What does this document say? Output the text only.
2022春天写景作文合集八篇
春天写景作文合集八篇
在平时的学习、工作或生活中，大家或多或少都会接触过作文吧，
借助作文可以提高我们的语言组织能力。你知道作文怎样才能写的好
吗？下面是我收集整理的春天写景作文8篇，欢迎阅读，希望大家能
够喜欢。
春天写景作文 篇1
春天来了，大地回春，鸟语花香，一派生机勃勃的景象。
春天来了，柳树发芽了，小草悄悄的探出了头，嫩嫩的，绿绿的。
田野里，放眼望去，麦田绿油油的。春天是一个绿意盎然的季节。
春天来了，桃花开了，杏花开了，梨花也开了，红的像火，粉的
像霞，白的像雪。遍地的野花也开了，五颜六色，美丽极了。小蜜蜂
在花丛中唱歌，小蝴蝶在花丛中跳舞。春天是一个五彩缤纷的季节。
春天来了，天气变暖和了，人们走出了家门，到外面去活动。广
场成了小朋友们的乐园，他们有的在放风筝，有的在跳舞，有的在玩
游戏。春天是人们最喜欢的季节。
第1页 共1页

★ ★ ★ ★ ★ ★ ★

**Written request:** In the entries above, identify each line that includes the string "春天来了", then copy it.

**Solution to this exercise:**
春天来了，大地回春，鸟语花香，一派生机勃勃的景象。
春天来了，柳树发芽了，小草悄悄的探出了头，嫩嫩的，绿绿的。
春天来了，桃花开了，杏花开了，梨花也开了，红的像火，粉的
春天来了，天气变暖和了，人们走出了家门，到外面去活动。广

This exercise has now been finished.